Prompt 1: Print everything in the data-query notebook excerpt from "### Vizier query" down to "in the package.".

— start of Given text —

FITS table from 9-band KiDS must be queried externally from the ESO archives website and saved with the appropriate name. It should, however, be part of the data cloned from the GitHub repository.

In [None]:
from process_fors2.fetchData import queryTargetInSimbad

### Simbad query
For illustration purposes - we notice the `MAIN_ID` field that gives us the handle to the target in Simbad. It is already hard-coded in our package.

In [None]:
simbadtable = queryTargetInSimbad()

In [None]:
simbadtable

### Vizier query
This is how we obtain data related to the spectra that come with this package. The function can be used to query other objects but defaults to argument values that are hard-coded in the package.

In [None]:
from process_fors2.fetchData import DEFAULTS_DICT, getFors2FitsTable

DEFAULTS_DICT

In [None]:
os.path.isfile(DEFAULTS_DICT["FITS location"])

In [None]:
fors2table_vizier = getFors2FitsTable()

In [None]:
fors2table_vizier

In [None]:
os.path.isfile(DEFAULTS_DICT["FITS location"])

The table has been queried from Vizier and correctly written to the disk.

### GALEX query

In [None]:
os.path.isfile(DEFAULTS_DICT["GALEX FITS"])

In [None]:
from process_fors2.fetchData import queryGalexMast

In [None]:
galextable_mast = queryGalexMast()

In [None]:
galextable_mast

In [None]:
os.path.isfile(DEFAULTS_DICT["GALEX FITS"])

The table has been queried from MAST and correctly written to the disk.

### 9-band photometry from KiDS
This data is not as easily available from astroquery and shall be downloaded from the ESO Archives website, then saved with an appropriate name, such as the one in defaults parameters.
The existing file was obtained with a query centered on the cluster region, in a $12' \times 12'$ box, keeping only galaxies with a filter on the parameter `SG_FLAG`.

In [None]:
os.path.isfile(DEFAULTS_DICT["KiDS FITS"])

In [None]:
from process_fors2.fetchData import readKids

In [None]:
kidstable_eso = readKids()

— end of Given text —

Prompt 2: Render everything in the entries, from the line containing "section-label: Кто видит" down to the line containing "highlight-box: [13, 127, 71, 159]" with both included, as a Markdown table with the columns No. and Line, and leave out blank lines.

— start of The data —

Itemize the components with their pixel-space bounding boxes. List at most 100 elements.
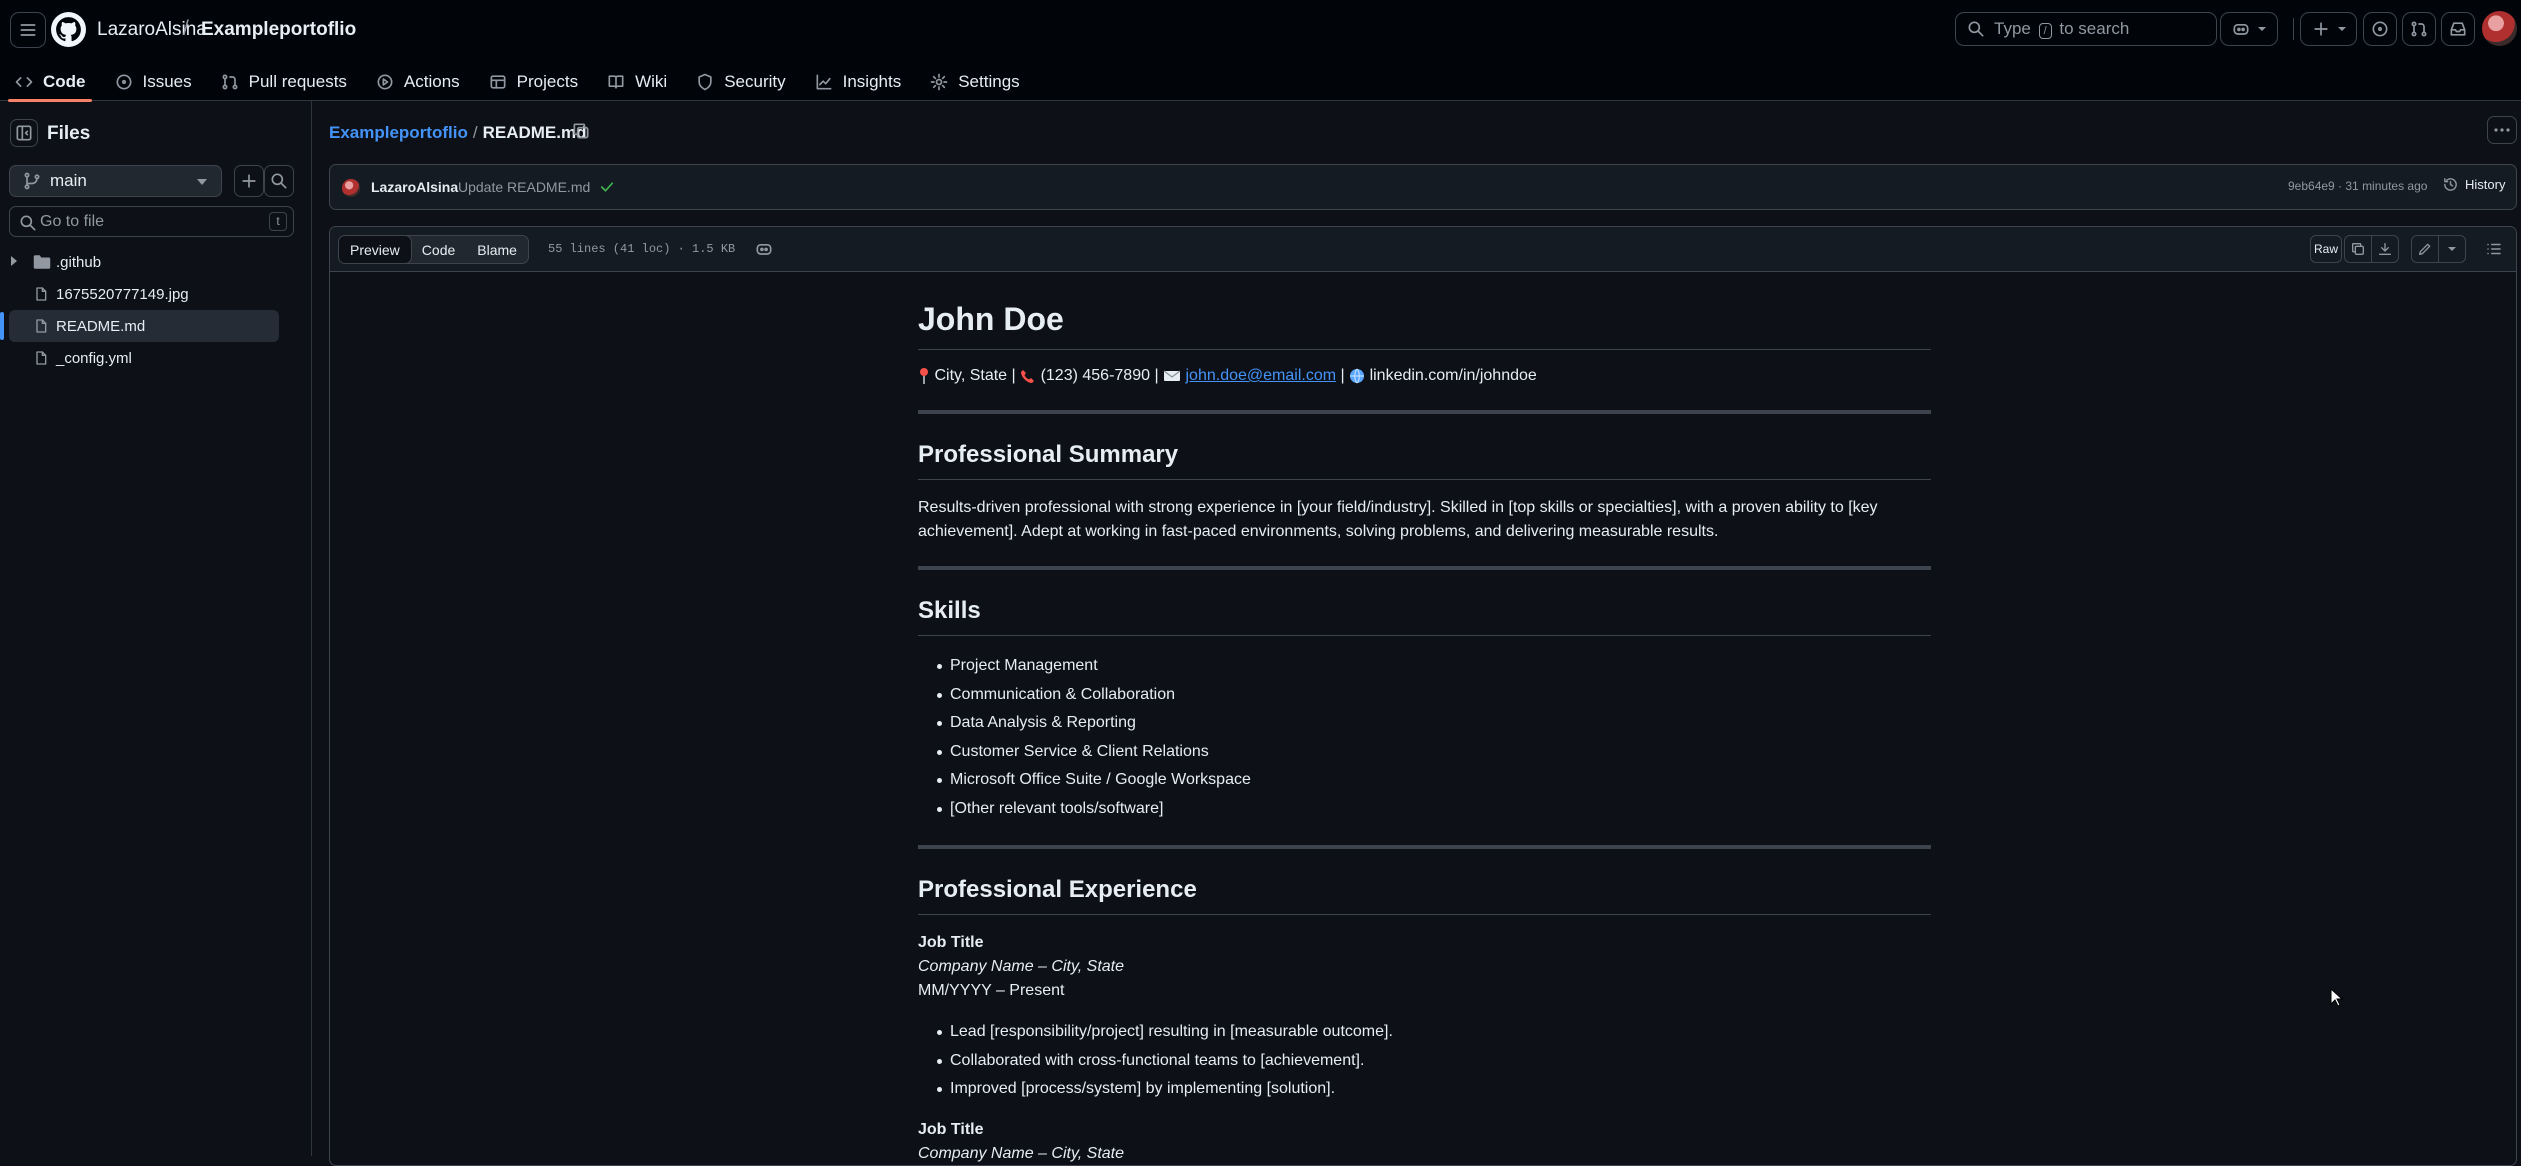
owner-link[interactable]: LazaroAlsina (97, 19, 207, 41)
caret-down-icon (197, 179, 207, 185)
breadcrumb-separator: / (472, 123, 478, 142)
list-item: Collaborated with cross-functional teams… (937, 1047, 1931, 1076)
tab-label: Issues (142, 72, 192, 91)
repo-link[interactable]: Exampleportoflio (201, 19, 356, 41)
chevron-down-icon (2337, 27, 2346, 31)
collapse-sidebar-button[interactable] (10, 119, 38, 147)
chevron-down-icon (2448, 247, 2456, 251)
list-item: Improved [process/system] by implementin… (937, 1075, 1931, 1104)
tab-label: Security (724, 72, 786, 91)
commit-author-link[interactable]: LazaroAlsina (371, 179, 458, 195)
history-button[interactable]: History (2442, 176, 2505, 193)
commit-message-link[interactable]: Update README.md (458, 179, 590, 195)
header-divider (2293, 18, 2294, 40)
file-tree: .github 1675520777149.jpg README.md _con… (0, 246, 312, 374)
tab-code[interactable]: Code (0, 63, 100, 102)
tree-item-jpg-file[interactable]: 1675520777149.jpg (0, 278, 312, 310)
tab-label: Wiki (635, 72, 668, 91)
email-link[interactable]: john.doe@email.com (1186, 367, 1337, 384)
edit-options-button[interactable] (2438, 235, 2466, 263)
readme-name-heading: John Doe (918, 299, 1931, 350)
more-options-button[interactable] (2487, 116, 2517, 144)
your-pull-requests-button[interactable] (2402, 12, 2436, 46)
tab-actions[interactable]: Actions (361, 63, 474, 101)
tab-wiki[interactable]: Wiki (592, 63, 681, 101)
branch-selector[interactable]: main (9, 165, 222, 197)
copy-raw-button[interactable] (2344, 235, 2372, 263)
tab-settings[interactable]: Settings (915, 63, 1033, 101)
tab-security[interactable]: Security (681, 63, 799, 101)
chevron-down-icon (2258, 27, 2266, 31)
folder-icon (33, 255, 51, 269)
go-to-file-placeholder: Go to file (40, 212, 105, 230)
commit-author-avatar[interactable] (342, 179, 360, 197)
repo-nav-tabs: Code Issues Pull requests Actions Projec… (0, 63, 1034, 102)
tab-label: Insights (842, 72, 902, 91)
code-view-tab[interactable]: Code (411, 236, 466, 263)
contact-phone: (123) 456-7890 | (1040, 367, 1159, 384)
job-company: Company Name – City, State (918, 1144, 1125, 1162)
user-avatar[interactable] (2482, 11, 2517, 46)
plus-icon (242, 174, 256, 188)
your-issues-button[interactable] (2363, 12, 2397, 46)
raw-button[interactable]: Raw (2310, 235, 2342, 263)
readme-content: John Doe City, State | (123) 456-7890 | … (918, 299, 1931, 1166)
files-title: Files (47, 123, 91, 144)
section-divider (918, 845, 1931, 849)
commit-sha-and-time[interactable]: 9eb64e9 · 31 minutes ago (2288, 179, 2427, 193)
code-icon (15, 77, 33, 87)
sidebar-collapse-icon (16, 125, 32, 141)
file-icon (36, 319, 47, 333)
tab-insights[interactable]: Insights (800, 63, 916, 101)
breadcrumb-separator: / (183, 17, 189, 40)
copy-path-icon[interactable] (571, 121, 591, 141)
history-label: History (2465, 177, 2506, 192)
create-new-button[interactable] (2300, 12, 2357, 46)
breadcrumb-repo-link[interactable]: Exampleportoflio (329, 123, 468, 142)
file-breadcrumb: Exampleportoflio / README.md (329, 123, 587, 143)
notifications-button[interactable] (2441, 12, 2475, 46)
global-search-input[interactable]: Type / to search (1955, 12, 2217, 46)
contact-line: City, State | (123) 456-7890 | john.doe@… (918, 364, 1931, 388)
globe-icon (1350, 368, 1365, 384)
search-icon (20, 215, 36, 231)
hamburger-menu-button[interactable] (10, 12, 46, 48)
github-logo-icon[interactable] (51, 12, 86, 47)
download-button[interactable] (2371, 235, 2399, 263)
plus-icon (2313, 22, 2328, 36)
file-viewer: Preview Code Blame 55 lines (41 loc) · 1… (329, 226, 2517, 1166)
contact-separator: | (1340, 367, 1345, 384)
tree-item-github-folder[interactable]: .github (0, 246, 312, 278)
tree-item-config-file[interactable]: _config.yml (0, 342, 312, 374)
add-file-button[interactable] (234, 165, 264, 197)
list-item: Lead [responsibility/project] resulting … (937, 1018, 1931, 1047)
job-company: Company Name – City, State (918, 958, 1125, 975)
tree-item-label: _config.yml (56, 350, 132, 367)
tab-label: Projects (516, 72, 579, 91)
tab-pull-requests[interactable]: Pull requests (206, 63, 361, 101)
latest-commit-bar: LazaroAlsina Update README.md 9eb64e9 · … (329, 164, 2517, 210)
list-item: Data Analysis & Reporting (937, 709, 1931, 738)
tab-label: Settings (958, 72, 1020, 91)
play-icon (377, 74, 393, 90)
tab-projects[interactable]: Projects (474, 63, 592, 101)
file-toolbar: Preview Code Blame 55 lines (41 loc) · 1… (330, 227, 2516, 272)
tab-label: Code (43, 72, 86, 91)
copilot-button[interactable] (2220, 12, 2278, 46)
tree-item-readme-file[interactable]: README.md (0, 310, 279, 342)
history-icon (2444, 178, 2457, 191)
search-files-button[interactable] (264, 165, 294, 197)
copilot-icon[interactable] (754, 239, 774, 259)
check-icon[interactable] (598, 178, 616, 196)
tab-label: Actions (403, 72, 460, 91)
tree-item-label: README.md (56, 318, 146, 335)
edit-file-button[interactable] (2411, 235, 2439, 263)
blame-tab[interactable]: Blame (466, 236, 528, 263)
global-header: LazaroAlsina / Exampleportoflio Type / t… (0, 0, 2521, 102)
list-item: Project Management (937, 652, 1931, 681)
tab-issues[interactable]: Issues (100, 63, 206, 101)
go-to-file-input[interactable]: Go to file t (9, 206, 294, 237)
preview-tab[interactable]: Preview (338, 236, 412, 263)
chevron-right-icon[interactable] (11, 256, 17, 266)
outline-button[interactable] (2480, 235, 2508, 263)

— end of The data —
— start of The data —

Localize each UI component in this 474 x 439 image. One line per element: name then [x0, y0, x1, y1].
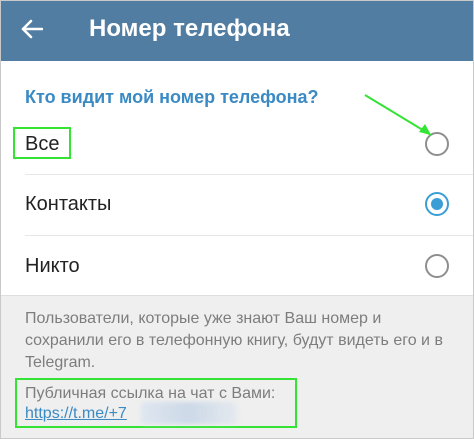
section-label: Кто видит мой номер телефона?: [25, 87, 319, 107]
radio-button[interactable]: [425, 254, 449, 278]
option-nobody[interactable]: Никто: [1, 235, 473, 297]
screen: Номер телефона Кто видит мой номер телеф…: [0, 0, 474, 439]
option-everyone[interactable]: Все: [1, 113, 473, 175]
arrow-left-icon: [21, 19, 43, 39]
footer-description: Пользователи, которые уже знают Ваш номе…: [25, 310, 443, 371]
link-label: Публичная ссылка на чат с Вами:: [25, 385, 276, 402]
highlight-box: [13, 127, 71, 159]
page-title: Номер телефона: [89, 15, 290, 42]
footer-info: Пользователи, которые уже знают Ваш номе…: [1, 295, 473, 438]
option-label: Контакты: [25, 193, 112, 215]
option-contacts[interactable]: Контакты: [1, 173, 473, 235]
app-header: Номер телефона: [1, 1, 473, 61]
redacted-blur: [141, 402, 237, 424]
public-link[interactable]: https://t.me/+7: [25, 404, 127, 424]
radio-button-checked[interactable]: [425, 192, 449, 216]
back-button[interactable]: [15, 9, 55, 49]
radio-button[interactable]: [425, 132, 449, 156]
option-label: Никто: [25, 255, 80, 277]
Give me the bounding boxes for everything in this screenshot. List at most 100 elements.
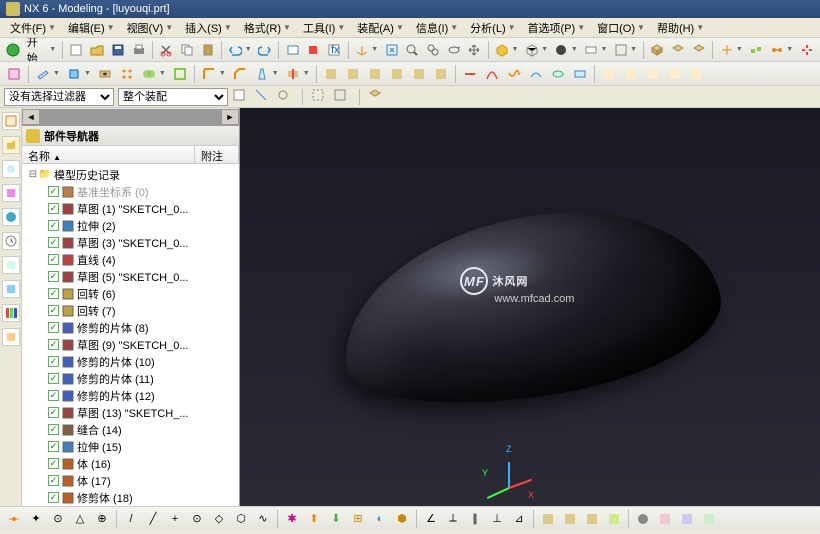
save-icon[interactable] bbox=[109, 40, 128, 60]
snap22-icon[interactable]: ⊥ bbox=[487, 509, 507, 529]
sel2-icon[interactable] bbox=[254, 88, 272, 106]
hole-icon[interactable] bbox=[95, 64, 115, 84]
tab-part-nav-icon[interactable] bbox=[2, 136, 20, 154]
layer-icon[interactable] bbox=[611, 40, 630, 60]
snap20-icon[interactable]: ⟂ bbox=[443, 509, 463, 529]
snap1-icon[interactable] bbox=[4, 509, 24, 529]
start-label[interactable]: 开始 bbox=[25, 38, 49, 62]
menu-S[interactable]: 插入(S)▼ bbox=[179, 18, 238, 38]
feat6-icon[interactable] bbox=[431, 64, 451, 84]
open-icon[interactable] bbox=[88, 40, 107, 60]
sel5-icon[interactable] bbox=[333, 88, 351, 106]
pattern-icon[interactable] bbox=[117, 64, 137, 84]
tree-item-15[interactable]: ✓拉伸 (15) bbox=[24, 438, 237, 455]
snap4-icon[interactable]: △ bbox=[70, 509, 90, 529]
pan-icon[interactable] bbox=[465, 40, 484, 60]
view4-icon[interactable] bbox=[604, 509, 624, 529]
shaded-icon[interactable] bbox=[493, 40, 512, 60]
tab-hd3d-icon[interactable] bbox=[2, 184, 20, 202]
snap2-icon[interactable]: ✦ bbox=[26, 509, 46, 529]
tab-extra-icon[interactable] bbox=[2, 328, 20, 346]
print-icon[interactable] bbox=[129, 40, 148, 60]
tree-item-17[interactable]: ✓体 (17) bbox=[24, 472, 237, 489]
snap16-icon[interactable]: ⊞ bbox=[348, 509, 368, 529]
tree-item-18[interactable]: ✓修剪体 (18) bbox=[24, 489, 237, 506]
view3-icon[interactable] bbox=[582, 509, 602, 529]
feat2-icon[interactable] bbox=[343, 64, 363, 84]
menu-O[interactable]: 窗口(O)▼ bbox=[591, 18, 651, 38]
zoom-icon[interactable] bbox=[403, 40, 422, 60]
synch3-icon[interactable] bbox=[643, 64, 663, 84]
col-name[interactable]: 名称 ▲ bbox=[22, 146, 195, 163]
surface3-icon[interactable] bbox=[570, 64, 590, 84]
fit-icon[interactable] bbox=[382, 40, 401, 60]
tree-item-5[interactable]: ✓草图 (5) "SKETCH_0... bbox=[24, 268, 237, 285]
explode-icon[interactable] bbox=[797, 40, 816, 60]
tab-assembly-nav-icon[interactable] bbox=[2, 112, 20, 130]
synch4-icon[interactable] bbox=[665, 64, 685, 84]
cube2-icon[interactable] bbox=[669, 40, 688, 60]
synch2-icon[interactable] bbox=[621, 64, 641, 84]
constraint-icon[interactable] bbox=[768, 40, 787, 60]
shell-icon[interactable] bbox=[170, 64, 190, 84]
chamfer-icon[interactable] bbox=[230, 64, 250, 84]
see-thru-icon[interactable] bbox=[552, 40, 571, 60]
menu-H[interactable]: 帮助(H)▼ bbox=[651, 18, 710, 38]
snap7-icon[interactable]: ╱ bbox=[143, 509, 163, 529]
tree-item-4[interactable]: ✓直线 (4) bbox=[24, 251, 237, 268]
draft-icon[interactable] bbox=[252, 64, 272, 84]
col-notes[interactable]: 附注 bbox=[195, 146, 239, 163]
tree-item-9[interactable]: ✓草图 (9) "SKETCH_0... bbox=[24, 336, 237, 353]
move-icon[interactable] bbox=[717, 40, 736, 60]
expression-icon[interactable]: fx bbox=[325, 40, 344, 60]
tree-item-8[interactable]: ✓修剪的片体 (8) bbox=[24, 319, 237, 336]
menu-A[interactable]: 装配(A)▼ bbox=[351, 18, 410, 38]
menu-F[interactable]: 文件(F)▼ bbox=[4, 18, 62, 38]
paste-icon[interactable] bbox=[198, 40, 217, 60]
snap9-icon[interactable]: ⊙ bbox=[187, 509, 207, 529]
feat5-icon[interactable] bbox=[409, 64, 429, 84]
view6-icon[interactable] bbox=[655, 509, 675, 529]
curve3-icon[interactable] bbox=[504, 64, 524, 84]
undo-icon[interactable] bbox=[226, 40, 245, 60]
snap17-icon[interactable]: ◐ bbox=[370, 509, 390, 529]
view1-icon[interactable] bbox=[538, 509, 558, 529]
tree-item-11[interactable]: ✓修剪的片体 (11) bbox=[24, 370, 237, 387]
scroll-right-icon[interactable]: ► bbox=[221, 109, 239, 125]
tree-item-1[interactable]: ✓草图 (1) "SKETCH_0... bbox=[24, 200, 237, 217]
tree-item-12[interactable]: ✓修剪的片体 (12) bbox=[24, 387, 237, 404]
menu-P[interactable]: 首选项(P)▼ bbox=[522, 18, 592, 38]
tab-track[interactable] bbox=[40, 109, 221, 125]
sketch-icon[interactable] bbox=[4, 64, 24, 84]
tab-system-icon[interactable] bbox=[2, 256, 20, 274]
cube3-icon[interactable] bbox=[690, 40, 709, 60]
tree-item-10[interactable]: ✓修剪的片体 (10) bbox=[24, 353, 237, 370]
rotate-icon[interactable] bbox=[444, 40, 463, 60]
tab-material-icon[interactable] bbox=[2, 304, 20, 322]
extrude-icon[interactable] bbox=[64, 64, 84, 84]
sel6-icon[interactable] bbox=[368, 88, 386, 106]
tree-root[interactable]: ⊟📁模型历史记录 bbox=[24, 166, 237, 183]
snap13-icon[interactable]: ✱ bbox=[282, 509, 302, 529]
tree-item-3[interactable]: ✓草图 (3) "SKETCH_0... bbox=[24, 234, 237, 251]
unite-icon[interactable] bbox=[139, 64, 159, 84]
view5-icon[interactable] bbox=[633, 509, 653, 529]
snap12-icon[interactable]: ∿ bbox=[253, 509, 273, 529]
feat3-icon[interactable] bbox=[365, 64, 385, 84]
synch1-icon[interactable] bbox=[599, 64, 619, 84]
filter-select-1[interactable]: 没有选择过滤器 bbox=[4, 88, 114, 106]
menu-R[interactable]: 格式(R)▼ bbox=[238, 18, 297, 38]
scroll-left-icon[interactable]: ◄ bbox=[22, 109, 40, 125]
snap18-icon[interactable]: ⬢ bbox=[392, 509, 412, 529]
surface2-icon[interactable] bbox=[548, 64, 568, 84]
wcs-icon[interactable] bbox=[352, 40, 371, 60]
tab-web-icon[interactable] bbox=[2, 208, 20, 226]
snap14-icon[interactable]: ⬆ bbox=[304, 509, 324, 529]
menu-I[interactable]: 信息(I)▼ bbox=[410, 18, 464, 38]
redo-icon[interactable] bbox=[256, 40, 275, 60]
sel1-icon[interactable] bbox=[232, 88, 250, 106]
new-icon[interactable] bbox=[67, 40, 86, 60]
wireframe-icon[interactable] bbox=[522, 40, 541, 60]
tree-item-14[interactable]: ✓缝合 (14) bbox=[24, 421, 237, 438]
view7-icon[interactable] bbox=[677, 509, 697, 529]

— end of The data —
— start of The data —

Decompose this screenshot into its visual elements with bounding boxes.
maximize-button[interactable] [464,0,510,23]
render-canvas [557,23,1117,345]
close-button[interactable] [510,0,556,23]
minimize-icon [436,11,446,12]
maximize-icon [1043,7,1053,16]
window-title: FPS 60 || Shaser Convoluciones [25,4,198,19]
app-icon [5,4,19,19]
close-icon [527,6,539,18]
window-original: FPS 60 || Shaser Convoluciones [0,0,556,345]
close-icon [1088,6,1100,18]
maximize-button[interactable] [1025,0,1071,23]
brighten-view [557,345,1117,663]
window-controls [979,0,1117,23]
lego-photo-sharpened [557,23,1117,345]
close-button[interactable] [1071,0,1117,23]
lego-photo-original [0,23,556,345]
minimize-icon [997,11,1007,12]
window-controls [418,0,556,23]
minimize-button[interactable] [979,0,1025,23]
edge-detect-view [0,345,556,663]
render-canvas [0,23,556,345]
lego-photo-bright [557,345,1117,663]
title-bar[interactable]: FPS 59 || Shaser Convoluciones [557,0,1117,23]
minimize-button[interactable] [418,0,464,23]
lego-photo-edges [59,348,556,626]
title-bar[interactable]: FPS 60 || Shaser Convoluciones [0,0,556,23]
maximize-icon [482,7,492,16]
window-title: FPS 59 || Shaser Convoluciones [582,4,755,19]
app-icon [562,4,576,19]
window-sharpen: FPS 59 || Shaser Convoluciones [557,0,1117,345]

— end of The data —

Final answer 1:
### Vizier query
This is how we obtain data related to the spectra that come with this package. The function can be used to query other objects but defaults to argument values that are hard-coded in the package.

Final answer 2:
| No. | Line |
|---|---|
| 1 | section-label: Кто видит мой номер телефона?: [25, 87, 319, 107] |
| 2 | radio-button[interactable]: [425, 254, 449, 278] |
| 3 | option-nobody[interactable]: Никто: [1, 235, 473, 297] |
| 4 | screen: Номер телефона Кто видит мой номер телеф…: [0, 0, 474, 439] |
| 5 | option-everyone[interactable]: Все: [1, 113, 473, 175] |
| 6 | arrow-left-icon: [21, 19, 43, 39] |
| 7 | footer-description: Пользователи, которые уже знают Ваш номе…: [25, 310, 443, 371] |
| 8 | link-label: Публичная ссылка на чат с Вами:: [25, 385, 276, 402] |
| 9 | highlight-box: [13, 127, 71, 159] |